WORK TO BE COMPLETED - Output all lines exactly.

--- BEGIN MATERIAL ---

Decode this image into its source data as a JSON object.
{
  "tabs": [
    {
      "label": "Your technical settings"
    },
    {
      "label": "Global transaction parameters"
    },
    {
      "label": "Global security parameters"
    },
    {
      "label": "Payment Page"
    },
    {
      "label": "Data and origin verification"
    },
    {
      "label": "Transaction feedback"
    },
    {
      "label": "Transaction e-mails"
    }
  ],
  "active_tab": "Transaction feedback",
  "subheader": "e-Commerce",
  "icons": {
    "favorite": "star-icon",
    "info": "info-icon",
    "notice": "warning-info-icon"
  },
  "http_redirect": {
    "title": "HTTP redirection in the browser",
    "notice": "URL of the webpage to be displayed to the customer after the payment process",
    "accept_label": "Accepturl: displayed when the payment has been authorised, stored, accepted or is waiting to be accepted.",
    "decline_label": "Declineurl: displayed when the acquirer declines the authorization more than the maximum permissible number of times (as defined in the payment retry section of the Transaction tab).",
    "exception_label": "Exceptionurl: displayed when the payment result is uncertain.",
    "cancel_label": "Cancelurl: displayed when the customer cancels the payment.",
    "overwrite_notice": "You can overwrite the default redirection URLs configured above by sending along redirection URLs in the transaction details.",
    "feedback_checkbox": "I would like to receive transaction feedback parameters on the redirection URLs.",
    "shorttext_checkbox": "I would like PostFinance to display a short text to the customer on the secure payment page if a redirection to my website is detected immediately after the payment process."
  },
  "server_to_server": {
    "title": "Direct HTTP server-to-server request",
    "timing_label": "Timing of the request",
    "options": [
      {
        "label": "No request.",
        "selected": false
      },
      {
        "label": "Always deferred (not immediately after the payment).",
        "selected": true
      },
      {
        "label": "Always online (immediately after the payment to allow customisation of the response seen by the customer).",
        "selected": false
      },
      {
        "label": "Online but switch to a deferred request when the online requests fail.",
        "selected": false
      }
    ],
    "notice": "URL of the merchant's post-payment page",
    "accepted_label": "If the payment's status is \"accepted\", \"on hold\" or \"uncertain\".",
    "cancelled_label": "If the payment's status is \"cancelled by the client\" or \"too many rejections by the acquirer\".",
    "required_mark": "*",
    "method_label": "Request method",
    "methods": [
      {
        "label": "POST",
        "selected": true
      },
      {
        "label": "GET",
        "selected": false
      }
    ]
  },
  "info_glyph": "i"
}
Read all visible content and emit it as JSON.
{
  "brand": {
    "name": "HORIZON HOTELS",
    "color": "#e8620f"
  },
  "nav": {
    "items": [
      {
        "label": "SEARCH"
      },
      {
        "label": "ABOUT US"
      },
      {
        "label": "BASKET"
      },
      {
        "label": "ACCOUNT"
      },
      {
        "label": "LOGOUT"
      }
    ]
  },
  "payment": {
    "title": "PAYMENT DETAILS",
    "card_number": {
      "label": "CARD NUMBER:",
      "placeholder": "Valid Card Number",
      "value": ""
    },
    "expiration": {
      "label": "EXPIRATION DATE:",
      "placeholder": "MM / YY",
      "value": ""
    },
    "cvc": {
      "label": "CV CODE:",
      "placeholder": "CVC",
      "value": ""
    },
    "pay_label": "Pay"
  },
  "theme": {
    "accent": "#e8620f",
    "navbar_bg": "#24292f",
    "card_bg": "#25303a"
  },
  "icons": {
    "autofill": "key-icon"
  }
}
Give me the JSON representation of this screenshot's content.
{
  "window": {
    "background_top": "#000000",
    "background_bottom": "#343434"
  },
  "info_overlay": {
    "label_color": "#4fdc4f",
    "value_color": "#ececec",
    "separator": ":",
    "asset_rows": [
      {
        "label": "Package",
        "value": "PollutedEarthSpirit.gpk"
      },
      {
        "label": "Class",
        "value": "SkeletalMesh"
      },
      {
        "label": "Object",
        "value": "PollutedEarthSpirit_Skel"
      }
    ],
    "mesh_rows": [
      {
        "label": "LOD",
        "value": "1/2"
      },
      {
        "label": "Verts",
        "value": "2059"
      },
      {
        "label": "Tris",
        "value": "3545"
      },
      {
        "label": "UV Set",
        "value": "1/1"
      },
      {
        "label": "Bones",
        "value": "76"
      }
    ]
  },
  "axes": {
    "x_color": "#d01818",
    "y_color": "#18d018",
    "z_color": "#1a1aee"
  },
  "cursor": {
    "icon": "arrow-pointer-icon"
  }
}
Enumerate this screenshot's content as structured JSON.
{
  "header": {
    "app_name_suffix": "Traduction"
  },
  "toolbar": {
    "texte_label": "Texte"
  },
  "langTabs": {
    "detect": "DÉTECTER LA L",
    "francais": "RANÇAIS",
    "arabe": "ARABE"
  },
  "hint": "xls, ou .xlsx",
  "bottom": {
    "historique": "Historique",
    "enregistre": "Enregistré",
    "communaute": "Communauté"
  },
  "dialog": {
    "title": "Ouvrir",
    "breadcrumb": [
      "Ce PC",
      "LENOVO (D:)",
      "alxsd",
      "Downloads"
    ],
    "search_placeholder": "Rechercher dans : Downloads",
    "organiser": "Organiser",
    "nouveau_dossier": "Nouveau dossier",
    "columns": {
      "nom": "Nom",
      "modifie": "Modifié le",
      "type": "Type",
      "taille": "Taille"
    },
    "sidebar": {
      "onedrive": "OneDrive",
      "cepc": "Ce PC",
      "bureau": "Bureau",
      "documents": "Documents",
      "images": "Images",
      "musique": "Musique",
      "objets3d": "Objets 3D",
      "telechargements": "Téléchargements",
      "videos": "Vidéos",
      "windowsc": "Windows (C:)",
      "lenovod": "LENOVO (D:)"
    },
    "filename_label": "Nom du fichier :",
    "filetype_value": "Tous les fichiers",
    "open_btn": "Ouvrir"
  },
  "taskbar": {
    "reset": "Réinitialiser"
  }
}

--- END MATERIAL ---

TASK RESULT -
Decode this image into its source data as a JSON object.
{
  "tabs": [
    {
      "label": "Your technical settings"
    },
    {
      "label": "Global transaction parameters"
    },
    {
      "label": "Global security parameters"
    },
    {
      "label": "Payment Page"
    },
    {
      "label": "Data and origin verification"
    },
    {
      "label": "Transaction feedback"
    },
    {
      "label": "Transaction e-mails"
    }
  ],
  "active_tab": "Transaction feedback",
  "subheader": "e-Commerce",
  "icons": {
    "favorite": "star-icon",
    "info": "info-icon",
    "notice": "warning-info-icon"
  },
  "http_redirect": {
    "title": "HTTP redirection in the browser",
    "notice": "URL of the webpage to be displayed to the customer after the payment process",
    "accept_label": "Accepturl: displayed when the payment has been authorised, stored, accepted or is waiting to be accepted.",
    "decline_label": "Declineurl: displayed when the acquirer declines the authorization more than the maximum permissible number of times (as defined in the payment retry section of the Transaction tab).",
    "exception_label": "Exceptionurl: displayed when the payment result is uncertain.",
    "cancel_label": "Cancelurl: displayed when the customer cancels the payment.",
    "overwrite_notice": "You can overwrite the default redirection URLs configured above by sending along redirection URLs in the transaction details.",
    "feedback_checkbox": "I would like to receive transaction feedback parameters on the redirection URLs.",
    "shorttext_checkbox": "I would like PostFinance to display a short text to the customer on the secure payment page if a redirection to my website is detected immediately after the payment process."
  },
  "server_to_server": {
    "title": "Direct HTTP server-to-server request",
    "timing_label": "Timing of the request",
    "options": [
      {
        "label": "No request.",
        "selected": false
      },
      {
        "label": "Always deferred (not immediately after the payment).",
        "selected": true
      },
      {
        "label": "Always online (immediately after the payment to allow customisation of the response seen by the customer).",
        "selected": false
      },
      {
        "label": "Online but switch to a deferred request when the online requests fail.",
        "selected": false
      }
    ],
    "notice": "URL of the merchant's post-payment page",
    "accepted_label": "If the payment's status is \"accepted\", \"on hold\" or \"uncertain\".",
    "cancelled_label": "If the payment's status is \"cancelled by the client\" or \"too many rejections by the acquirer\".",
    "required_mark": "*",
    "method_label": "Request method",
    "methods": [
      {
        "label": "POST",
        "selected": true
      },
      {
        "label": "GET",
        "selected": false
      }
    ]
  },
  "info_glyph": "i"
}
Read all visible content and emit it as JSON.
{
  "brand": {
    "name": "HORIZON HOTELS",
    "color": "#e8620f"
  },
  "nav": {
    "items": [
      {
        "label": "SEARCH"
      },
      {
        "label": "ABOUT US"
      },
      {
        "label": "BASKET"
      },
      {
        "label": "ACCOUNT"
      },
      {
        "label": "LOGOUT"
      }
    ]
  },
  "payment": {
    "title": "PAYMENT DETAILS",
    "card_number": {
      "label": "CARD NUMBER:",
      "placeholder": "Valid Card Number",
      "value": ""
    },
    "expiration": {
      "label": "EXPIRATION DATE:",
      "placeholder": "MM / YY",
      "value": ""
    },
    "cvc": {
      "label": "CV CODE:",
      "placeholder": "CVC",
      "value": ""
    },
    "pay_label": "Pay"
  },
  "theme": {
    "accent": "#e8620f",
    "navbar_bg": "#24292f",
    "card_bg": "#25303a"
  },
  "icons": {
    "autofill": "key-icon"
  }
}
Give me the JSON representation of this screenshot's content.
{
  "window": {
    "background_top": "#000000",
    "background_bottom": "#343434"
  },
  "info_overlay": {
    "label_color": "#4fdc4f",
    "value_color": "#ececec",
    "separator": ":",
    "asset_rows": [
      {
        "label": "Package",
        "value": "PollutedEarthSpirit.gpk"
      },
      {
        "label": "Class",
        "value": "SkeletalMesh"
      },
      {
        "label": "Object",
        "value": "PollutedEarthSpirit_Skel"
      }
    ],
    "mesh_rows": [
      {
        "label": "LOD",
        "value": "1/2"
      },
      {
        "label": "Verts",
        "value": "2059"
      },
      {
        "label": "Tris",
        "value": "3545"
      },
      {
        "label": "UV Set",
        "value": "1/1"
      },
      {
        "label": "Bones",
        "value": "76"
      }
    ]
  },
  "axes": {
    "x_color": "#d01818",
    "y_color": "#18d018",
    "z_color": "#1a1aee"
  },
  "cursor": {
    "icon": "arrow-pointer-icon"
  }
}
Enumerate this screenshot's content as structured JSON.
{
  "header": {
    "app_name_suffix": "Traduction"
  },
  "toolbar": {
    "texte_label": "Texte"
  },
  "langTabs": {
    "detect": "DÉTECTER LA L",
    "francais": "RANÇAIS",
    "arabe": "ARABE"
  },
  "hint": "xls, ou .xlsx",
  "bottom": {
    "historique": "Historique",
    "enregistre": "Enregistré",
    "communaute": "Communauté"
  },
  "dialog": {
    "title": "Ouvrir",
    "breadcrumb": [
      "Ce PC",
      "LENOVO (D:)",
      "alxsd",
      "Downloads"
    ],
    "search_placeholder": "Rechercher dans : Downloads",
    "organiser": "Organiser",
    "nouveau_dossier": "Nouveau dossier",
    "columns": {
      "nom": "Nom",
      "modifie": "Modifié le",
      "type": "Type",
      "taille": "Taille"
    },
    "sidebar": {
      "onedrive": "OneDrive",
      "cepc": "Ce PC",
      "bureau": "Bureau",
      "documents": "Documents",
      "images": "Images",
      "musique": "Musique",
      "objets3d": "Objets 3D",
      "telechargements": "Téléchargements",
      "videos": "Vidéos",
      "windowsc": "Windows (C:)",
      "lenovod": "LENOVO (D:)"
    },
    "filename_label": "Nom du fichier :",
    "filetype_value": "Tous les fichiers",
    "open_btn": "Ouvrir"
  },
  "taskbar": {
    "reset": "Réinitialiser"
  }
}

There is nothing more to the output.